● Extracted records
::::

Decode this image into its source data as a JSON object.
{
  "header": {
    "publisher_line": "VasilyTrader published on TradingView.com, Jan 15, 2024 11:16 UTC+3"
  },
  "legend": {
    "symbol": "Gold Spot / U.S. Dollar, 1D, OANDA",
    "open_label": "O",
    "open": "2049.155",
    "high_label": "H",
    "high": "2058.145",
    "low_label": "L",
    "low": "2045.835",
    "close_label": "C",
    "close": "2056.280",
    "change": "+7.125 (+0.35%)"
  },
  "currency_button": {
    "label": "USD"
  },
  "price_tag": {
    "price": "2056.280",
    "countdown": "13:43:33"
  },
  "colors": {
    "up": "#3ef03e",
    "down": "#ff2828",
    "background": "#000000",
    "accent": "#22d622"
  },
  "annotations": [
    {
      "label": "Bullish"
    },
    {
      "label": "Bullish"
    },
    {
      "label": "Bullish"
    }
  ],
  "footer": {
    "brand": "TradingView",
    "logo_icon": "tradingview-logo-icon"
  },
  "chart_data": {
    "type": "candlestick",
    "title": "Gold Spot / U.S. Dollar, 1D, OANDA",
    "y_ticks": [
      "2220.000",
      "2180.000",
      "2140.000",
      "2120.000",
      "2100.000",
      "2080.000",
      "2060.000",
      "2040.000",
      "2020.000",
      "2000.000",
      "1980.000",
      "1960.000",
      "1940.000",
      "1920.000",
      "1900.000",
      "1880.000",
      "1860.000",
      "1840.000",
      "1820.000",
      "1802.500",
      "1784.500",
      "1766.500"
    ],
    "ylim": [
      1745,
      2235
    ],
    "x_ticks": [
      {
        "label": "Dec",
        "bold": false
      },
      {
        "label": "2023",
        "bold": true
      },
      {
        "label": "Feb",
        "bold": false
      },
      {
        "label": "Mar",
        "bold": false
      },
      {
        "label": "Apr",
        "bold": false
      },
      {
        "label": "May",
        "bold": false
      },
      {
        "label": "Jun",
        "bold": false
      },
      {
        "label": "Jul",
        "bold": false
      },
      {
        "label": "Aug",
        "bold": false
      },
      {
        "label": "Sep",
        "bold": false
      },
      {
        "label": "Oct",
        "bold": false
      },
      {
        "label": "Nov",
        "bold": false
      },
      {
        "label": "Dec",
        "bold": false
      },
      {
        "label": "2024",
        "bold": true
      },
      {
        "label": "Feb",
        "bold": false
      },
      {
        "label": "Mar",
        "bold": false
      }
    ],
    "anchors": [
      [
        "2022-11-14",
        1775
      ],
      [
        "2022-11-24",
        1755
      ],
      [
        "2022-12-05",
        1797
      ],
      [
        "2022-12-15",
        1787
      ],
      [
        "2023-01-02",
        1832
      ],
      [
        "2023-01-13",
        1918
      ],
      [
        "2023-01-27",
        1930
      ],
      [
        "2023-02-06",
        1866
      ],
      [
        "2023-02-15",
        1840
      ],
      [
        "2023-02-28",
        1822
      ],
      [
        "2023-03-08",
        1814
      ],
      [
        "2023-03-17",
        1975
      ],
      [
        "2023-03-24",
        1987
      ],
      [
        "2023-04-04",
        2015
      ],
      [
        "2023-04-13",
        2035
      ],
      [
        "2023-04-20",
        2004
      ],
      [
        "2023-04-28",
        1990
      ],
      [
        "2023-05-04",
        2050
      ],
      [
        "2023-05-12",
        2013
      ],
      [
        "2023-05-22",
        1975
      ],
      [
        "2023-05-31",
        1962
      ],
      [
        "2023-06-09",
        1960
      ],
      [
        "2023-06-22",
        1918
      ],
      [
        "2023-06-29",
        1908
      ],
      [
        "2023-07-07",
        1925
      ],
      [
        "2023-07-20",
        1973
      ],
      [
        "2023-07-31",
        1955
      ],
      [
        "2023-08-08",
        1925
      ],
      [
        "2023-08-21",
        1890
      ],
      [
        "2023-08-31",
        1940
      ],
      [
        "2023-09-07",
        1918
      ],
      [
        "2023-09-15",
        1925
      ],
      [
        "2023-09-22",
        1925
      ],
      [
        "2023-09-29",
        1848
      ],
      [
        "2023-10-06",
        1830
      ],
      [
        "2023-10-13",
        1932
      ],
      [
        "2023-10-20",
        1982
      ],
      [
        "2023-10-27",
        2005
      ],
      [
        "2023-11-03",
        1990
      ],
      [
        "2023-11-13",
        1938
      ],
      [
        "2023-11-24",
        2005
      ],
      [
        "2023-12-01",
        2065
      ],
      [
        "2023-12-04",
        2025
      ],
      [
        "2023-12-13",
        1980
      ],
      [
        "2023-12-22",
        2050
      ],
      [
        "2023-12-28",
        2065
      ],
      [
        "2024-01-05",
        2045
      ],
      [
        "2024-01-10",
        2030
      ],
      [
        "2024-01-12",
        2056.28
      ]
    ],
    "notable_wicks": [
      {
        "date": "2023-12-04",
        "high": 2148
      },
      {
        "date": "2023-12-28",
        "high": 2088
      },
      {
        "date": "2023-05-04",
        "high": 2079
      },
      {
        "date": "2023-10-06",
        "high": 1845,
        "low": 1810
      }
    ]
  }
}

::::

● Required task
Go through the data above and find the lines with the word "date". Copy each of those lines.

● Written answer
        "date": "2023-12-04",
        "date": "2023-12-28",
        "date": "2023-05-04",
        "date": "2023-10-06",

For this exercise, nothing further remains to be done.